__REQUEST__.
Pick out the lines below that contain the string "Servicio" and copy them all.

__MATERIAL PROVIDED__.

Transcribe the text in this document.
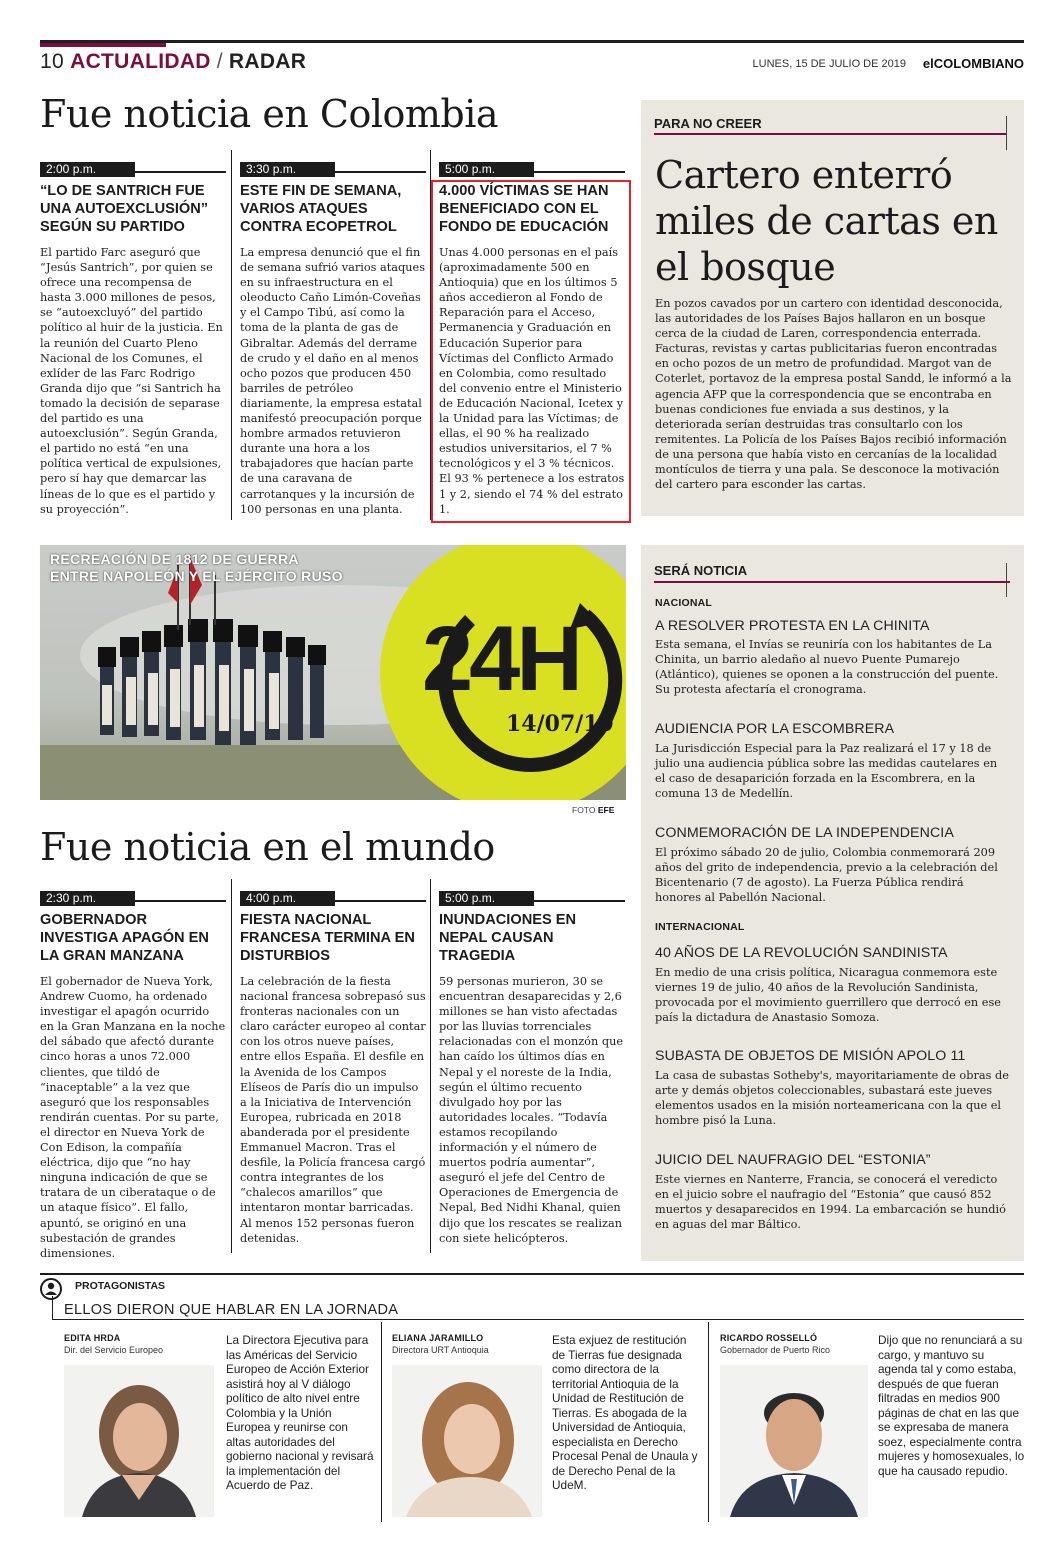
10 ACTUALIDAD / RADAR	LUNES, 15 DE JULIO DE 2019 elCOLOMBIANO
Fue noticia en Colombia
2:00 p.m.
“LO DE SANTRICH FUE UNA AUTOEXCLUSIÓN” SEGÚN SU PARTIDO
El partido Farc aseguró que “Jesús Santrich”, por quien se ofrece una recompensa de hasta 3.000 millones de pesos, se “autoexcluyó” del partido político al huir de la justicia. En la reunión del Cuarto Pleno Nacional de los Comunes, el exlíder de las Farc Rodrigo Granda dijo que “si Santrich ha tomado la decisión de separase del partido es una autoexclusión”. Según Granda, el partido no está “en una política vertical de expulsiones, pero sí hay que demarcar las líneas de lo que es el partido y su proyección”.
3:30 p.m.
ESTE FIN DE SEMANA, VARIOS ATAQUES CONTRA ECOPETROL
La empresa denunció que el fin de semana sufrió varios ataques en su infraestructura en el oleoducto Caño Limón-Coveñas y el Campo Tibú, así como la toma de la planta de gas de Gibraltar. Además del derrame de crudo y el daño en al menos ocho pozos que producen 450 barriles de petróleo diariamente, la empresa estatal manifestó preocupación porque hombre armados retuvieron durante una hora a los trabajadores que hacían parte de una caravana de carrotanques y la incursión de 100 personas en una planta.
5:00 p.m.
4.000 VÍCTIMAS SE HAN BENEFICIADO CON EL FONDO DE EDUCACIÓN
Unas 4.000 personas en el país (aproximadamente 500 en Antioquia) que en los últimos 5 años accedieron al Fondo de Reparación para el Acceso, Permanencia y Graduación en Educación Superior para Víctimas del Conflicto Armado en Colombia, como resultado del convenio entre el Ministerio de Educación Nacional, Icetex y la Unidad para las Víctimas; de ellas, el 90 % ha realizado estudios universitarios, el 7 % tecnológicos y el 3 % técnicos. El 93 % pertenece a los estratos 1 y 2, siendo el 74 % del estrato 1.
PARA NO CREER
Cartero enterró miles de cartas en el bosque
En pozos cavados por un cartero con identidad desconocida, las autoridades de los Países Bajos hallaron en un bosque cerca de la ciudad de Laren, correspondencia enterrada. Facturas, revistas y cartas publicitarias fueron encontradas en ocho pozos de un metro de profundidad. Margot van de Coterlet, portavoz de la empresa postal Sandd, le informó a la agencia AFP que la correspondencia que se encontraba en buenas condiciones fue enviada a sus destinos, y la deteriorada serían destruidas tras consultarlo con los remitentes. La Policía de los Países Bajos recibió información de una persona que había visto en cercanías de la localidad montículos de tierra y una pala. Se desconoce la motivación del cartero para esconder las cartas.
RECREACIÓN DE 1812 DE GUERRA
ENTRE NAPOLEÓN Y EL EJÉRCITO RUSO
24H
14/07/19
FOTO EFE
SERÁ NOTICIA
NACIONAL
A RESOLVER PROTESTA EN LA CHINITA
Esta semana, el Invías se reuniría con los habitantes de La Chinita, un barrio aledaño al nuevo Puente Pumarejo (Atlántico), quienes se oponen a la construcción del puente. Su protesta afectaría el cronograma.
AUDIENCIA POR LA ESCOMBRERA
La Jurisdicción Especial para la Paz realizará el 17 y 18 de julio una audiencia pública sobre las medidas cautelares en el caso de desaparición forzada en la Escombrera, en la comuna 13 de Medellín.
CONMEMORACIÓN DE LA INDEPENDENCIA
El próximo sábado 20 de julio, Colombia conmemorará 209 años del grito de independencia, previo a la celebración del Bicentenario (7 de agosto). La Fuerza Pública rendirá honores al Pabellón Nacional.
INTERNACIONAL
40 AÑOS DE LA REVOLUCIÓN SANDINISTA
En medio de una crisis política, Nicaragua conmemora este viernes 19 de julio, 40 años de la Revolución Sandinista, provocada por el movimiento guerrillero que derrocó en ese país la dictadura de Anastasio Somoza.
SUBASTA DE OBJETOS DE MISIÓN APOLO 11
La casa de subastas Sotheby's, mayoritariamente de obras de arte y demás objetos coleccionables, subastará este jueves elementos usados en la misión norteamericana con la que el hombre pisó la Luna.
JUICIO DEL NAUFRAGIO DEL “ESTONIA”
Este viernes en Nanterre, Francia, se conocerá el veredicto en el juicio sobre el naufragio del “Estonia” que causó 852 muertos y desaparecidos en 1994. La embarcación se hundió en aguas del mar Báltico.
Fue noticia en el mundo
2:30 p.m.
GOBERNADOR INVESTIGA APAGÓN EN LA GRAN MANZANA
El gobernador de Nueva York, Andrew Cuomo, ha ordenado investigar el apagón ocurrido en la Gran Manzana en la noche del sábado que afectó durante cinco horas a unos 72.000 clientes, que tildó de “inaceptable” a la vez que aseguró que los responsables rendirán cuentas. Por su parte, el director en Nueva York de Con Edison, la compañía eléctrica, dijo que “no hay ninguna indicación de que se tratara de un ciberataque o de un ataque físico”. El fallo, apuntó, se originó en una subestación de grandes dimensiones.
4:00 p.m.
FIESTA NACIONAL FRANCESA TERMINA EN DISTURBIOS
La celebración de la fiesta nacional francesa sobrepasó sus fronteras nacionales con un claro carácter europeo al contar con los otros nueve países, entre ellos España. El desfile en la Avenida de los Campos Elíseos de París dio un impulso a la Iniciativa de Intervención Europea, rubricada en 2018 abanderada por el presidente Emmanuel Macron. Tras el desfile, la Policía francesa cargó contra integrantes de los “chalecos amarillos” que intentaron montar barricadas. Al menos 152 personas fueron detenidas.
5:00 p.m.
INUNDACIONES EN NEPAL CAUSAN TRAGEDIA
59 personas murieron, 30 se encuentran desaparecidas y 2,6 millones se han visto afectadas por las lluvias torrenciales relacionadas con el monzón que han caído los últimos días en Nepal y el noreste de la India, según el último recuento divulgado hoy por las autoridades locales. “Todavía estamos recopilando información y el número de muertos podría aumentar”, aseguró el jefe del Centro de Operaciones de Emergencia de Nepal, Bed Nidhi Khanal, quien dijo que los rescates se realizan con siete helicópteros.
PROTAGONISTAS
ELLOS DIERON QUE HABLAR EN LA JORNADA
EDITA HRDA
Dir. del Servicio Europeo
La Directora Ejecutiva para las Américas del Servicio Europeo de Acción Exterior asistirá hoy al V diálogo político de alto nivel entre Colombia y la Unión Europea y reunirse con altas autoridades del gobierno nacional y revisará la implementación del Acuerdo de Paz.
ELIANA JARAMILLO
Directora URT Antioquia
Esta exjuez de restitución de Tierras fue designada como directora de la territorial Antioquia de la Unidad de Restitución de Tierras. Es abogada de la Universidad de Antioquia, especialista en Derecho Procesal Penal de Unaula y de Derecho Penal de la UdeM.
RICARDO ROSSELLÓ
Gobernador de Puerto Rico
Dijo que no renunciará a su cargo, y mantuvo su agenda tal y como estaba, después de que fueran filtradas en medios 900 páginas de chat en las que se expresaba de manera soez, especialmente contra mujeres y homosexuales, lo que ha causado repudio.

__SOLUTION TO THIS TASK__.
Dir. del Servicio Europeo
La Directora Ejecutiva para las Américas del Servicio Europeo de Acción Exterior asistirá hoy al V diálogo político de alto nivel entre Colombia y la Unión Europea y reunirse con altas autoridades del gobierno nacional y revisará la implementación del Acuerdo de Paz.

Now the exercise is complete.